▶ _The task_
Reproduce the following material word for word, keeping every line in its original order.

━━━ Dataset extract ━━━

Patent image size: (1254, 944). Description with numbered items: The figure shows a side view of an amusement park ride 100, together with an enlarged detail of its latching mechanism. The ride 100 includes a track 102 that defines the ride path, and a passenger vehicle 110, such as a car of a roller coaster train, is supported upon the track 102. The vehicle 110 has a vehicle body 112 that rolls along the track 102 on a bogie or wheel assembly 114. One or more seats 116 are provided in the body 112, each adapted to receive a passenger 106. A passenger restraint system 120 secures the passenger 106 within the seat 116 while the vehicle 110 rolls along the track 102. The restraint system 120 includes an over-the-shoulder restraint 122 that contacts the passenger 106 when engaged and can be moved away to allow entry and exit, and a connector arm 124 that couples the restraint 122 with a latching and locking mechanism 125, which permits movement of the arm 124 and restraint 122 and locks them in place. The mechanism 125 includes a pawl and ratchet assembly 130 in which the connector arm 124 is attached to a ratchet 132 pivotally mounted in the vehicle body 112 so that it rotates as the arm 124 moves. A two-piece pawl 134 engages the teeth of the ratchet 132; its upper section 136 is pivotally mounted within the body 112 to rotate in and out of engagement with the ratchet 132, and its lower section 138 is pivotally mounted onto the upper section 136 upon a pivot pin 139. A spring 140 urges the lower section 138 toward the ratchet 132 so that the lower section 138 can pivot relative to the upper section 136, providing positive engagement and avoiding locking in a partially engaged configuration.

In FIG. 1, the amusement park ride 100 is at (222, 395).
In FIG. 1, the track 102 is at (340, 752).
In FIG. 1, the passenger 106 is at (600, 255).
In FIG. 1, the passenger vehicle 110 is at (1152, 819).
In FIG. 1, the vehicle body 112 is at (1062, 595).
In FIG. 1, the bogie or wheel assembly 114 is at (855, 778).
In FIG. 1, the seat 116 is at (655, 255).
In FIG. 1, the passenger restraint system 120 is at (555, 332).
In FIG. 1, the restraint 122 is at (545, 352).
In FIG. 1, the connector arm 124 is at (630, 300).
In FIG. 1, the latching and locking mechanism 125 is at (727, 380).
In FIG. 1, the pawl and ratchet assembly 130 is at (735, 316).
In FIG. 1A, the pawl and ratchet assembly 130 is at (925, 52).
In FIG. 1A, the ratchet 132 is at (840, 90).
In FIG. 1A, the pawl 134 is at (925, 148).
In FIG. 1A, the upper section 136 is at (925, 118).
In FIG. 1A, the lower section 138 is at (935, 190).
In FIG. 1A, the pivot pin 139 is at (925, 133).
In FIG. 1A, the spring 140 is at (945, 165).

━━━

▶ _Final result_
Patent image size: (1254, 944). Description with numbered items: The figure shows a side view of an amusement park ride 100, together with an enlarged detail of its latching mechanism. The ride 100 includes a track 102 that defines the ride path, and a passenger vehicle 110, such as a car of a roller coaster train, is supported upon the track 102. The vehicle 110 has a vehicle body 112 that rolls along the track 102 on a bogie or wheel assembly 114. One or more seats 116 are provided in the body 112, each adapted to receive a passenger 106. A passenger restraint system 120 secures the passenger 106 within the seat 116 while the vehicle 110 rolls along the track 102. The restraint system 120 includes an over-the-shoulder restraint 122 that contacts the passenger 106 when engaged and can be moved away to allow entry and exit, and a connector arm 124 that couples the restraint 122 with a latching and locking mechanism 125, which permits movement of the arm 124 and restraint 122 and locks them in place. The mechanism 125 includes a pawl and ratchet assembly 130 in which the connector arm 124 is attached to a ratchet 132 pivotally mounted in the vehicle body 112 so that it rotates as the arm 124 moves. A two-piece pawl 134 engages the teeth of the ratchet 132; its upper section 136 is pivotally mounted within the body 112 to rotate in and out of engagement with the ratchet 132, and its lower section 138 is pivotally mounted onto the upper section 136 upon a pivot pin 139. A spring 140 urges the lower section 138 toward the ratchet 132 so that the lower section 138 can pivot relative to the upper section 136, providing positive engagement and avoiding locking in a partially engaged configuration.

In FIG. 1, the amusement park ride 100 is at (222, 395).
In FIG. 1, the track 102 is at (340, 752).
In FIG. 1, the passenger 106 is at (600, 255).
In FIG. 1, the passenger vehicle 110 is at (1152, 819).
In FIG. 1, the vehicle body 112 is at (1062, 595).
In FIG. 1, the bogie or wheel assembly 114 is at (855, 778).
In FIG. 1, the seat 116 is at (655, 255).
In FIG. 1, the passenger restraint system 120 is at (555, 332).
In FIG. 1, the restraint 122 is at (545, 352).
In FIG. 1, the connector arm 124 is at (630, 300).
In FIG. 1, the latching and locking mechanism 125 is at (727, 380).
In FIG. 1, the pawl and ratchet assembly 130 is at (735, 316).
In FIG. 1A, the pawl and ratchet assembly 130 is at (925, 52).
In FIG. 1A, the ratchet 132 is at (840, 90).
In FIG. 1A, the pawl 134 is at (925, 148).
In FIG. 1A, the upper section 136 is at (925, 118).
In FIG. 1A, the lower section 138 is at (935, 190).
In FIG. 1A, the pivot pin 139 is at (925, 133).
In FIG. 1A, the spring 140 is at (945, 165).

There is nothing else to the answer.